- Challenge:
Locate the lines that hold the string "name". Copy every such line.

Records:

▼

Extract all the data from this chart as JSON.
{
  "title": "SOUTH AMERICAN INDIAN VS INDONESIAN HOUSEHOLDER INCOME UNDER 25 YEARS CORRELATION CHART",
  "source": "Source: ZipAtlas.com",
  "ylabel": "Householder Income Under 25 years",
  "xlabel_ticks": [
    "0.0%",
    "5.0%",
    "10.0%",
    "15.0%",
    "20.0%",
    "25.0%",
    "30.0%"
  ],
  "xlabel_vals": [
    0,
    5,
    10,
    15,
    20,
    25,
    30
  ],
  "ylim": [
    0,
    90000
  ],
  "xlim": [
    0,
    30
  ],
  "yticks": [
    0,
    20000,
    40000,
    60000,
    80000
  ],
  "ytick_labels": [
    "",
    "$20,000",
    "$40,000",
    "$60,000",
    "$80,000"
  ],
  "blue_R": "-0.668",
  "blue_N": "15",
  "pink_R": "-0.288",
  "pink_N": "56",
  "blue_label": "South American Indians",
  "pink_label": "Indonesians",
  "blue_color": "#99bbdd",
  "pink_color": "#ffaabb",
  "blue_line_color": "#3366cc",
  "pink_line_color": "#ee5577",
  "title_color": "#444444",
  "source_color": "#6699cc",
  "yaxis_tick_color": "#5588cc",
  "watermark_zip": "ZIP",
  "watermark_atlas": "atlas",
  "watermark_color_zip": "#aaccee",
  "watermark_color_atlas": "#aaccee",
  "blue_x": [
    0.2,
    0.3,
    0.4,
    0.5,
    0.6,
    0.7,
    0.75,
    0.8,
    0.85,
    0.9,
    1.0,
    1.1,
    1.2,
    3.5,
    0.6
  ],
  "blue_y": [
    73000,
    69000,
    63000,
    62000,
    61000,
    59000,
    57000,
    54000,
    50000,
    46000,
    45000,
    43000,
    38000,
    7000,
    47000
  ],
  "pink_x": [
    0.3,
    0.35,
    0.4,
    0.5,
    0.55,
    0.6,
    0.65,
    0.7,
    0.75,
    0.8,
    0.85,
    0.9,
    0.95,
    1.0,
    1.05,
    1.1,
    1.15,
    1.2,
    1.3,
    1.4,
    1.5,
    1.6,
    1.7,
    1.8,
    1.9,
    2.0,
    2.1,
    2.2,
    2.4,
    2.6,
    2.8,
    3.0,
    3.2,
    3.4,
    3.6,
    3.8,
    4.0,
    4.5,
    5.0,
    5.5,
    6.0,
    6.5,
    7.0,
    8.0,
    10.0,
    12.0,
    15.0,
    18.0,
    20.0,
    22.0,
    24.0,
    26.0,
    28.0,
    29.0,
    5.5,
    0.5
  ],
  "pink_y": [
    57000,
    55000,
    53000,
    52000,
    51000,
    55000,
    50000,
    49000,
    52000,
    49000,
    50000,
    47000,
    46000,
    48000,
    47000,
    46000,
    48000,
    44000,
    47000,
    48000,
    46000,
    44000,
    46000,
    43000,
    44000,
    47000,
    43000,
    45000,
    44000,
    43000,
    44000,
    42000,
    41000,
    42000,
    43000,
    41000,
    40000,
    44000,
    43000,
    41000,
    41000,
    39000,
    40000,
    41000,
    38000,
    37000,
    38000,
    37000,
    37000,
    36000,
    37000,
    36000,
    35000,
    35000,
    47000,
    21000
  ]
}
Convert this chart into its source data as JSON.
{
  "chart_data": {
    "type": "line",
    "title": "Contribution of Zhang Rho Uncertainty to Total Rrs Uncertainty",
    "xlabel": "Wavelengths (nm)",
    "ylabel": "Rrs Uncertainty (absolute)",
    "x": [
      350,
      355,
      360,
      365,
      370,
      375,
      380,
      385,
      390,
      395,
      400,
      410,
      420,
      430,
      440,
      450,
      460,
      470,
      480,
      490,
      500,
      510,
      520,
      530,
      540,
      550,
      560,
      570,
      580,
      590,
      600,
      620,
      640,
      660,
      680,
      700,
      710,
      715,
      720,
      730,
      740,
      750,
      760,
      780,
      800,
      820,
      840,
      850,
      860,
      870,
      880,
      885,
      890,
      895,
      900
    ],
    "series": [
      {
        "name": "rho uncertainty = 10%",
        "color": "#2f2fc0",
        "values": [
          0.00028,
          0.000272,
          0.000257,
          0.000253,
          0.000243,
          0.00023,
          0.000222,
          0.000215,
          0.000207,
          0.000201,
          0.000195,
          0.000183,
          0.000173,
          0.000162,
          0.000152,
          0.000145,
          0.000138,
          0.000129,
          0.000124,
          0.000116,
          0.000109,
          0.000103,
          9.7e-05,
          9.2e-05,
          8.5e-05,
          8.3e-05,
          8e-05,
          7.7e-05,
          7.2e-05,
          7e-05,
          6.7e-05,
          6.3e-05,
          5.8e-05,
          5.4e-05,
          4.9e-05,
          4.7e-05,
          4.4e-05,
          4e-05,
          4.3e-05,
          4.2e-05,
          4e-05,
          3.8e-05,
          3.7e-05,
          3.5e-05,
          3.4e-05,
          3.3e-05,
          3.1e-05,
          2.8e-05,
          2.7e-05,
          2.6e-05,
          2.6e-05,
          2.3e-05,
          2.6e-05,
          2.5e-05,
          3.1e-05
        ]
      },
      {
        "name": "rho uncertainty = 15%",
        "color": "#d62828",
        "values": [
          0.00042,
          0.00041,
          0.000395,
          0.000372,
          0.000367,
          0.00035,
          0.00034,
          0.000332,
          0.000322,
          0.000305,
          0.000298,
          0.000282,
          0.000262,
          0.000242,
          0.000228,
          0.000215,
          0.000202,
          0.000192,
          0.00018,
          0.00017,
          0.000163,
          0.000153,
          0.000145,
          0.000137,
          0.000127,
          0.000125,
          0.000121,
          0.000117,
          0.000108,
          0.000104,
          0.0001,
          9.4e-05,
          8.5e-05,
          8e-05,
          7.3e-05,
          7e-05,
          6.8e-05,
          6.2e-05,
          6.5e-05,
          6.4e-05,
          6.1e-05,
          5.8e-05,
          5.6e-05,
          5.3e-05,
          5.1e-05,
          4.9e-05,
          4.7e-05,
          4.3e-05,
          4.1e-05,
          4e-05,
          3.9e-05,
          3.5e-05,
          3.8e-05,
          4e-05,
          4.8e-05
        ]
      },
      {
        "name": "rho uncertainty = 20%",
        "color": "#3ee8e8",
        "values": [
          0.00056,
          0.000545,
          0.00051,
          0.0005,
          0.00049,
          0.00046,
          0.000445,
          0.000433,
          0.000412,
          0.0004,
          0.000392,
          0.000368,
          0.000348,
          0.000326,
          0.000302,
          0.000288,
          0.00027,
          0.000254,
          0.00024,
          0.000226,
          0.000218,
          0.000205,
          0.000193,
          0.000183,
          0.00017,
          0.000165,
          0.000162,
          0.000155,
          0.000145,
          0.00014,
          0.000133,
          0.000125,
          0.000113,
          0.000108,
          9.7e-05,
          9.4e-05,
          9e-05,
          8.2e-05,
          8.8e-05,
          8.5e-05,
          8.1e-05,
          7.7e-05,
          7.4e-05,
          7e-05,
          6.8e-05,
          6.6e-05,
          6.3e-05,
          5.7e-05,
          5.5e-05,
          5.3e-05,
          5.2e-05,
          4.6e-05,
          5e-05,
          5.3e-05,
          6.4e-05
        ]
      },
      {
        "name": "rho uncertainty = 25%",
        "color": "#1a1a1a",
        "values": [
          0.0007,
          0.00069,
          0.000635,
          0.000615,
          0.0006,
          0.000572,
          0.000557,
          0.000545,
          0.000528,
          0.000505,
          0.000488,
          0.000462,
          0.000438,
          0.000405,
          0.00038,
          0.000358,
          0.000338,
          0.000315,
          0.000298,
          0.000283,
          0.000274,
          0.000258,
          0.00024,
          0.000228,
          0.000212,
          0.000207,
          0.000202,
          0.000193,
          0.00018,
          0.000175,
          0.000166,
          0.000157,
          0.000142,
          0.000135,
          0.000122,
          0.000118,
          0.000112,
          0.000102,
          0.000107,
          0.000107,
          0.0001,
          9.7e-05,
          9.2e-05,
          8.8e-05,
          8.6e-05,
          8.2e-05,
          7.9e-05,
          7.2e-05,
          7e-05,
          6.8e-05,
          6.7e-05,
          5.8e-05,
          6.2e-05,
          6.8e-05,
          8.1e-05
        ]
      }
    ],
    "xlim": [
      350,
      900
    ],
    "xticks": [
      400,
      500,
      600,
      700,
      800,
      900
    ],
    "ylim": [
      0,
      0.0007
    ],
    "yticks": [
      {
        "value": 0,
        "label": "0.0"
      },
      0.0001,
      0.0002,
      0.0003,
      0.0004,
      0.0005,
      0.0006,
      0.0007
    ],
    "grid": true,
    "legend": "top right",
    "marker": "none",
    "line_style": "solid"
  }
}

▲

- The result:
        "name": "rho uncertainty = 10%",
        "name": "rho uncertainty = 15%",
        "name": "rho uncertainty = 20%",
        "name": "rho uncertainty = 25%",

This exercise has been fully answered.